> WRITTEN INSTRUCTION: Look through the records below, and copy out every line that holds the string "культуры".

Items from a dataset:
::::::::

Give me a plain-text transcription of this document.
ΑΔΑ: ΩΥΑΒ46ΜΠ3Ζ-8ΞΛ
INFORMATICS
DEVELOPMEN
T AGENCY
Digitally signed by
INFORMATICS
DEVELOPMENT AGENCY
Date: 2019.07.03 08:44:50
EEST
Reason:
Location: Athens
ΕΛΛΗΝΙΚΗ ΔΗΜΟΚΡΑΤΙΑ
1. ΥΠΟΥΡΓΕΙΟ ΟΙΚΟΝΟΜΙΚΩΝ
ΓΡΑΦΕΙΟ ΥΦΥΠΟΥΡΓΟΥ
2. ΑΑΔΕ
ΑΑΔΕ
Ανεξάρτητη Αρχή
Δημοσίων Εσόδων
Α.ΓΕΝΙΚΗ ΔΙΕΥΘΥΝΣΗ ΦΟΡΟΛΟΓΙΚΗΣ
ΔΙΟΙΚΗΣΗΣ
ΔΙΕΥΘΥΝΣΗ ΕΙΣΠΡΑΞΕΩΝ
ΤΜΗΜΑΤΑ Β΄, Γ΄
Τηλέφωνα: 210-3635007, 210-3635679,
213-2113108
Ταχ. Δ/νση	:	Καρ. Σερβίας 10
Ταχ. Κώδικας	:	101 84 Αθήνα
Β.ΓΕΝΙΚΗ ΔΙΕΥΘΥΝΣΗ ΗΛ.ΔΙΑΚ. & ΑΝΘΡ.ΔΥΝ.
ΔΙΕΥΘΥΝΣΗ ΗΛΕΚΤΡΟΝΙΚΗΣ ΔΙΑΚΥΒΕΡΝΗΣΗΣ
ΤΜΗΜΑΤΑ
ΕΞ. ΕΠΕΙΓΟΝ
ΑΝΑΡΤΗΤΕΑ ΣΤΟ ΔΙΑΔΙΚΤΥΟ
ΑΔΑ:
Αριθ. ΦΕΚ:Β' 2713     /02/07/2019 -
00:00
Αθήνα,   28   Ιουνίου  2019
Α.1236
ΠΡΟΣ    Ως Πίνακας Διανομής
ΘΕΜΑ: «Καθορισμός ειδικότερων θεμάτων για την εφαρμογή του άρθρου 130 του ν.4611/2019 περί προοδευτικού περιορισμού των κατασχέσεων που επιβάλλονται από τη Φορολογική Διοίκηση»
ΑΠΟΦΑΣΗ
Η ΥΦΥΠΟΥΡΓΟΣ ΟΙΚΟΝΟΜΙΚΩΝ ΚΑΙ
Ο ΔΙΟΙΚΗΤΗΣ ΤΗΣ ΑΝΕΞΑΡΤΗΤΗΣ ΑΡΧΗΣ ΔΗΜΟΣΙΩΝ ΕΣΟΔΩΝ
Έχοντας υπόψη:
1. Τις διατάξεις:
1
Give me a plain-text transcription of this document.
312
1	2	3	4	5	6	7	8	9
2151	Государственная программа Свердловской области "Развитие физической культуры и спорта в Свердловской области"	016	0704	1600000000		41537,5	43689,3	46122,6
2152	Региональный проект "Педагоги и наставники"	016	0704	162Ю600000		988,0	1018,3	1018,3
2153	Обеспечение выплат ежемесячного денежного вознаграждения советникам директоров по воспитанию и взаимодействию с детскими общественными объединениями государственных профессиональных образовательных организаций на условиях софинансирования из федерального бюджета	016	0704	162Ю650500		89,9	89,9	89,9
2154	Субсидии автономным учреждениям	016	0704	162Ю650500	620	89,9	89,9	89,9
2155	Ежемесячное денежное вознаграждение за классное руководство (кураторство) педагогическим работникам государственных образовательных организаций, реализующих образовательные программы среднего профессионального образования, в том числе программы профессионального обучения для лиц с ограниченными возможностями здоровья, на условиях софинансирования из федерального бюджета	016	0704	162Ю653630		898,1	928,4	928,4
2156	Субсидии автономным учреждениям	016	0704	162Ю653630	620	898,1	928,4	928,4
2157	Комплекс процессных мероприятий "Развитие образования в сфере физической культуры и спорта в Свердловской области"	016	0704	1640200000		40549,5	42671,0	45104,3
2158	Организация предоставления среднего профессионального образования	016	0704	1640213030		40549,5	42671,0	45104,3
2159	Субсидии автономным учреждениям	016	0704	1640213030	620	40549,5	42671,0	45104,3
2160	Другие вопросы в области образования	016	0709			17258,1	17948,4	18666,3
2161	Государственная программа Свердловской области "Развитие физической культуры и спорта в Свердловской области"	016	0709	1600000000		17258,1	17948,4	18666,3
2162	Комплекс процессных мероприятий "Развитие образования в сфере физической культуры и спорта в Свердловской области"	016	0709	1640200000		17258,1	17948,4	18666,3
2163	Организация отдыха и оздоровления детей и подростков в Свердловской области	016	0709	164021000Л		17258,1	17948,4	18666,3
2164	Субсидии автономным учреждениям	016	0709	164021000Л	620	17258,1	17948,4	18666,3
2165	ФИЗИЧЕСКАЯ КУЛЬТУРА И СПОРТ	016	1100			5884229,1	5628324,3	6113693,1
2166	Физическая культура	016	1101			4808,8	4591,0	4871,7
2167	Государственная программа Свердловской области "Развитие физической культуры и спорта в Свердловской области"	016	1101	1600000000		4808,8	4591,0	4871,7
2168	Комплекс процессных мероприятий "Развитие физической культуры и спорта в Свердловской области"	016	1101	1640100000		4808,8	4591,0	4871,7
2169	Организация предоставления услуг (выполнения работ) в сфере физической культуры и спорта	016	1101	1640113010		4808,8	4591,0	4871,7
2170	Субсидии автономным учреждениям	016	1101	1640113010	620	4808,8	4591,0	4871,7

::::::::

> RESPONSE TO THIS EXERCISE:
2151	Государственная программа Свердловской области "Развитие физической культуры и спорта в Свердловской области"	016	0704	1600000000		41537,5	43689,3	46122,6
2157	Комплекс процессных мероприятий "Развитие образования в сфере физической культуры и спорта в Свердловской области"	016	0704	1640200000		40549,5	42671,0	45104,3
2161	Государственная программа Свердловской области "Развитие физической культуры и спорта в Свердловской области"	016	0709	1600000000		17258,1	17948,4	18666,3
2162	Комплекс процессных мероприятий "Развитие образования в сфере физической культуры и спорта в Свердловской области"	016	0709	1640200000		17258,1	17948,4	18666,3
2167	Государственная программа Свердловской области "Развитие физической культуры и спорта в Свердловской области"	016	1101	1600000000		4808,8	4591,0	4871,7
2168	Комплекс процессных мероприятий "Развитие физической культуры и спорта в Свердловской области"	016	1101	1640100000		4808,8	4591,0	4871,7
2169	Организация предоставления услуг (выполнения работ) в сфере физической культуры и спорта	016	1101	1640113010		4808,8	4591,0	4871,7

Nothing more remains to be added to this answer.